Instruction -
Transcribe the records below exactly, leaving out any pictures.

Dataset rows
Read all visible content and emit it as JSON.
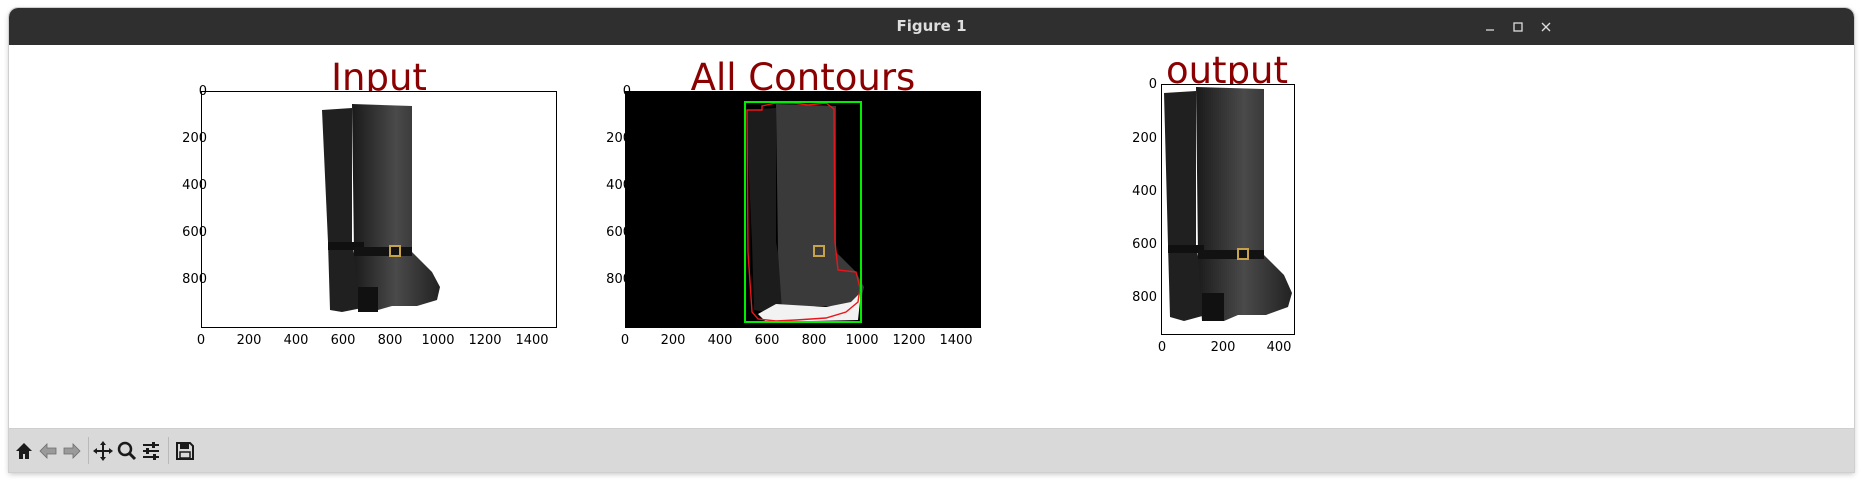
{
  "window": {
    "title": "Figure 1"
  },
  "controls": {
    "minimize": "minimize",
    "maximize": "maximize",
    "close": "close"
  },
  "plots": [
    {
      "title": "Input",
      "xticks": [
        "0",
        "200",
        "400",
        "600",
        "800",
        "1000",
        "1200",
        "1400"
      ],
      "yticks": [
        "0",
        "200",
        "400",
        "600",
        "800"
      ],
      "background": "#ffffff"
    },
    {
      "title": "All Contours",
      "xticks": [
        "0",
        "200",
        "400",
        "600",
        "800",
        "1000",
        "1200",
        "1400"
      ],
      "yticks": [
        "0",
        "200",
        "400",
        "600",
        "800"
      ],
      "background": "#000000",
      "contour_color": "#e8161b",
      "bbox_color": "#00ff00"
    },
    {
      "title": "output",
      "xticks": [
        "0",
        "200",
        "400"
      ],
      "yticks": [
        "0",
        "200",
        "400",
        "600",
        "800"
      ],
      "background": "#ffffff"
    }
  ],
  "toolbar": [
    "home-icon",
    "back-icon",
    "forward-icon",
    "pan-icon",
    "zoom-icon",
    "configure-icon",
    "save-icon"
  ]
}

Written response -
Read all visible content and emit it as JSON.
{
  "window": {
    "title": "Figure 1"
  },
  "controls": {
    "minimize": "minimize",
    "maximize": "maximize",
    "close": "close"
  },
  "plots": [
    {
      "title": "Input",
      "xticks": [
        "0",
        "200",
        "400",
        "600",
        "800",
        "1000",
        "1200",
        "1400"
      ],
      "yticks": [
        "0",
        "200",
        "400",
        "600",
        "800"
      ],
      "background": "#ffffff"
    },
    {
      "title": "All Contours",
      "xticks": [
        "0",
        "200",
        "400",
        "600",
        "800",
        "1000",
        "1200",
        "1400"
      ],
      "yticks": [
        "0",
        "200",
        "400",
        "600",
        "800"
      ],
      "background": "#000000",
      "contour_color": "#e8161b",
      "bbox_color": "#00ff00"
    },
    {
      "title": "output",
      "xticks": [
        "0",
        "200",
        "400"
      ],
      "yticks": [
        "0",
        "200",
        "400",
        "600",
        "800"
      ],
      "background": "#ffffff"
    }
  ],
  "toolbar": [
    "home-icon",
    "back-icon",
    "forward-icon",
    "pan-icon",
    "zoom-icon",
    "configure-icon",
    "save-icon"
  ]
}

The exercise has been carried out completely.